Work to complete:
Return each line holding the string "TradingView".

━━━ Record extracts ━━━

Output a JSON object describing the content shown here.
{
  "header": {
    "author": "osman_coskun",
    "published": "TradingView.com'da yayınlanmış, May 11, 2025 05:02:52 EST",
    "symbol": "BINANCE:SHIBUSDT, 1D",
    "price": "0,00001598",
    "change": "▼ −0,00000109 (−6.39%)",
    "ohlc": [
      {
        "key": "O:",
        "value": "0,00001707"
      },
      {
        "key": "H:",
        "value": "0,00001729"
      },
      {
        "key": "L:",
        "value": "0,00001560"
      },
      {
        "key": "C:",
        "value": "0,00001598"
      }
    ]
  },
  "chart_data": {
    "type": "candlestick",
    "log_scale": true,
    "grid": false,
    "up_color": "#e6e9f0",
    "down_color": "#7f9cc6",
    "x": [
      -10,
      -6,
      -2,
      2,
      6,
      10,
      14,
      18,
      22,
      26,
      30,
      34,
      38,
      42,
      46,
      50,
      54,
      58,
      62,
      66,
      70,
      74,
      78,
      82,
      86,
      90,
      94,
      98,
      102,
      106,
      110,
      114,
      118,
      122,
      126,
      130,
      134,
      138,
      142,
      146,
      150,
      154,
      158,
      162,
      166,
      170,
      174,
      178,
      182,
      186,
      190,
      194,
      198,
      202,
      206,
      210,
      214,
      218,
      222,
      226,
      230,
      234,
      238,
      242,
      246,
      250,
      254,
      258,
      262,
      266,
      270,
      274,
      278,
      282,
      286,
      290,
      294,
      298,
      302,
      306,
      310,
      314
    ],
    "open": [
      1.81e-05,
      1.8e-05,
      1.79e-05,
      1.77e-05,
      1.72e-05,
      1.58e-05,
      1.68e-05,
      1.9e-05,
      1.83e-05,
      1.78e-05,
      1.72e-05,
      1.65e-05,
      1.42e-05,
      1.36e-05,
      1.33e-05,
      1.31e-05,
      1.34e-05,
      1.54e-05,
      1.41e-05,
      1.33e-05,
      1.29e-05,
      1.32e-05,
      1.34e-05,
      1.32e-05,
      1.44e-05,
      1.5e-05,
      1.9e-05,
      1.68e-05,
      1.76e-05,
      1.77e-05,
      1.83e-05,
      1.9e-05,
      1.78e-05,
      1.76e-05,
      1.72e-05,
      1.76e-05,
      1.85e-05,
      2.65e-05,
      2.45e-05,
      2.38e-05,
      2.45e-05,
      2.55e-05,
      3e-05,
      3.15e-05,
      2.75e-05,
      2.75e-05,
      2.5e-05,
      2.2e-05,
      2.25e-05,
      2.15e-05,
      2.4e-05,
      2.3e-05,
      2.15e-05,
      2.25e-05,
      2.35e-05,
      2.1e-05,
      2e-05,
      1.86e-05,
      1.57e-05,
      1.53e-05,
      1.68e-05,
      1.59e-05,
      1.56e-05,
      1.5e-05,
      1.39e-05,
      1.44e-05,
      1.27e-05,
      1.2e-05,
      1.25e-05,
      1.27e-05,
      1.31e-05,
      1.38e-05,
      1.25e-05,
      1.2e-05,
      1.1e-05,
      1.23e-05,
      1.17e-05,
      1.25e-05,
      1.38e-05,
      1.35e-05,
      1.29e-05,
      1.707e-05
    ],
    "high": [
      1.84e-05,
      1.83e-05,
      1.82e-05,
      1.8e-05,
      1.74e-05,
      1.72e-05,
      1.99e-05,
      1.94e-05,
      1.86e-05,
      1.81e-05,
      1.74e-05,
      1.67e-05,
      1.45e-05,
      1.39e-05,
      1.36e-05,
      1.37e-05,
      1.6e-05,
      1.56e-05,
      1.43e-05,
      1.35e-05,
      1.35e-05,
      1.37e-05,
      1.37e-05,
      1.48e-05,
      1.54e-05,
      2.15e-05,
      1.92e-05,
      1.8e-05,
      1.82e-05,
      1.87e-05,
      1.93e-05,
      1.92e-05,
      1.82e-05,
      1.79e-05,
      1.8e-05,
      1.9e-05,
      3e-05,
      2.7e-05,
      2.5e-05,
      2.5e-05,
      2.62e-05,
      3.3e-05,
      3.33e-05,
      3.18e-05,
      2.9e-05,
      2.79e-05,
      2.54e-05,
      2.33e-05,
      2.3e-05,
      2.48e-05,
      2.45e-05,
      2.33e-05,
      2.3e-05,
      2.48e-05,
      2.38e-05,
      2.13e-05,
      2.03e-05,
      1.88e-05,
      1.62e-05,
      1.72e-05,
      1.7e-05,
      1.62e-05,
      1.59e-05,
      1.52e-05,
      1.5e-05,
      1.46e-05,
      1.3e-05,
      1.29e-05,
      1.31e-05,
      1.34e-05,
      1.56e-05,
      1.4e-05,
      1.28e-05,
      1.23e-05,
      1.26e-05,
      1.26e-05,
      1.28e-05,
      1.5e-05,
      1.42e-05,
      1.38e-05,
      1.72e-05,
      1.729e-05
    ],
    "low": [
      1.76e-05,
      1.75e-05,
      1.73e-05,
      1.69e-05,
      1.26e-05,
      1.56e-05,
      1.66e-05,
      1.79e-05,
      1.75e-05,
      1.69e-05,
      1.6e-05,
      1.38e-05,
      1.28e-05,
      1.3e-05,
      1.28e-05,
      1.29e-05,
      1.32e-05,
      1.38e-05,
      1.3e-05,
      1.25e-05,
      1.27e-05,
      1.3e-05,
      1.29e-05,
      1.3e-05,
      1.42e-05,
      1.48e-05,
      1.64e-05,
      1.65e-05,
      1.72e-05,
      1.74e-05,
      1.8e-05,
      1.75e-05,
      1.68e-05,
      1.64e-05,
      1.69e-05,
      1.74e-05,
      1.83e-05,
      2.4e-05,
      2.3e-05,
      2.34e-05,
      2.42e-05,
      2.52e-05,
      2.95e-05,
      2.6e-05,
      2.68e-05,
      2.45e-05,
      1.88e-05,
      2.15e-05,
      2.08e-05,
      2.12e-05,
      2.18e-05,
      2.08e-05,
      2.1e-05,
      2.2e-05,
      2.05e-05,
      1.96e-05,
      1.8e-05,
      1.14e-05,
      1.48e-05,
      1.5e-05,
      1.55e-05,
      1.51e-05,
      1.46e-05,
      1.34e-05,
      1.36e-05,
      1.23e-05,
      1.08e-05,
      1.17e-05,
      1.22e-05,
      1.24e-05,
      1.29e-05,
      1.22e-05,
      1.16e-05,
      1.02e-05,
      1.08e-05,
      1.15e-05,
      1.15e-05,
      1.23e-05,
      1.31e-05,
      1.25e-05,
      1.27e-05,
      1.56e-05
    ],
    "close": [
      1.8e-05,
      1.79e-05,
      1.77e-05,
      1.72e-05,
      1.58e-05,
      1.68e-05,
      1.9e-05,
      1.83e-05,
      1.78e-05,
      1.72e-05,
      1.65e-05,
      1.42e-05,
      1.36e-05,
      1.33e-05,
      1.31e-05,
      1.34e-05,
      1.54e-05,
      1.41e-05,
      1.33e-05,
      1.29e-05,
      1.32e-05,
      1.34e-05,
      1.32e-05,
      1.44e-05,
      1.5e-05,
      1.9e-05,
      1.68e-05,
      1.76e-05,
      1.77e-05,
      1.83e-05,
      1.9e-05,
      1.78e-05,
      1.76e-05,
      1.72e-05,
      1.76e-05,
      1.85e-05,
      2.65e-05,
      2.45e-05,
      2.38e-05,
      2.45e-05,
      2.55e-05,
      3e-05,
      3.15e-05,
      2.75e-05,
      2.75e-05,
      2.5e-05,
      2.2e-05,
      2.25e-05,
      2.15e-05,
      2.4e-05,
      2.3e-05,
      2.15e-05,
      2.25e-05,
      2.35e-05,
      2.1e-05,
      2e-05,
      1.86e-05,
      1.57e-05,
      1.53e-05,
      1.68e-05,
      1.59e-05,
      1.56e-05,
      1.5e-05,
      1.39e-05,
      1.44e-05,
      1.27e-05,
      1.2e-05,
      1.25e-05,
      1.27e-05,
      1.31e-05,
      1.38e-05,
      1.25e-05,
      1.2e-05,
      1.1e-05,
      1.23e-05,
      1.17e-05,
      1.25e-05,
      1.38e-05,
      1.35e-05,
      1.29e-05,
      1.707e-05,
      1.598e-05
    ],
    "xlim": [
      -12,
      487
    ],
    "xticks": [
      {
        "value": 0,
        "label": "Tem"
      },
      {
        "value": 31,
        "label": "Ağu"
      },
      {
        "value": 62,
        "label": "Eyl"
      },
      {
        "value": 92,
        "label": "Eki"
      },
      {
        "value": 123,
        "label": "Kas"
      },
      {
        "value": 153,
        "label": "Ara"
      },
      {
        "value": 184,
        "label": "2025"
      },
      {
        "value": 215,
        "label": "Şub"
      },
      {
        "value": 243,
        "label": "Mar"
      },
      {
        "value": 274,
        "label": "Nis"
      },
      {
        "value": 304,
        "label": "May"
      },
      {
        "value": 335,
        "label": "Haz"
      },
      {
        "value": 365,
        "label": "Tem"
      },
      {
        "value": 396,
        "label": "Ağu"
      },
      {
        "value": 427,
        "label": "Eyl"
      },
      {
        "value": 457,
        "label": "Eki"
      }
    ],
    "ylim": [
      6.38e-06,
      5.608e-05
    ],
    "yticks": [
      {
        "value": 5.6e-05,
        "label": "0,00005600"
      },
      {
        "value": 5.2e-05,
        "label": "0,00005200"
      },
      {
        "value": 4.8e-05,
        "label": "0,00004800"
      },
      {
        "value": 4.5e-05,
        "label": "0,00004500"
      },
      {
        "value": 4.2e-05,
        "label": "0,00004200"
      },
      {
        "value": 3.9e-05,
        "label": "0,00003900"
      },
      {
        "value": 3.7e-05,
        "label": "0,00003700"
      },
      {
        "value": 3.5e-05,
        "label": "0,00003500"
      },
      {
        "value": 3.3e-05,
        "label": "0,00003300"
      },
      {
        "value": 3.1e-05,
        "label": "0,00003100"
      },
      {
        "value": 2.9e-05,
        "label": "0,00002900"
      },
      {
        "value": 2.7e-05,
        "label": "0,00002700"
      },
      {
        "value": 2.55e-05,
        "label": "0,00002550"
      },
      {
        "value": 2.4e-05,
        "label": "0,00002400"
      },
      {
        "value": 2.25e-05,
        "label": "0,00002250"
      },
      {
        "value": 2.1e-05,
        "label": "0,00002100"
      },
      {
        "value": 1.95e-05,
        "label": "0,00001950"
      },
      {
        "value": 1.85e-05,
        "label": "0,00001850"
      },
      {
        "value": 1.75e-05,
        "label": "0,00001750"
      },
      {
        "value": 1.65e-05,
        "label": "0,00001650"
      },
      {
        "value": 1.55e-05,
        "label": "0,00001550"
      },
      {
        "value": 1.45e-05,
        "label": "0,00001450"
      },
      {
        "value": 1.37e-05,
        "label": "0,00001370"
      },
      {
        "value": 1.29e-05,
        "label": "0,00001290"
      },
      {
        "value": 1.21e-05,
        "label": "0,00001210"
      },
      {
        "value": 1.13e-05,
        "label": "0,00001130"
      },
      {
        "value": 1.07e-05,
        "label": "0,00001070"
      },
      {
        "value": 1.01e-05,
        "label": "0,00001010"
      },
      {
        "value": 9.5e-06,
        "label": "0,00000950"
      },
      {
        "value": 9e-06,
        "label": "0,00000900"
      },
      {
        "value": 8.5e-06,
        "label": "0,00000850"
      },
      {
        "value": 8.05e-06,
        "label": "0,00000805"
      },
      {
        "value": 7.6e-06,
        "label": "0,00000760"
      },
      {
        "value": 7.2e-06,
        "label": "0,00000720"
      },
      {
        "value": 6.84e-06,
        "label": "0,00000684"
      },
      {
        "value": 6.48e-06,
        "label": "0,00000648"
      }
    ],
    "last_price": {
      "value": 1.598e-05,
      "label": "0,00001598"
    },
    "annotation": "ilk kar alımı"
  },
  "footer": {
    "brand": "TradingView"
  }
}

━━━

The output:
    "published": "TradingView.com'da yayınlanmış, May 11, 2025 05:02:52 EST",
    "brand": "TradingView"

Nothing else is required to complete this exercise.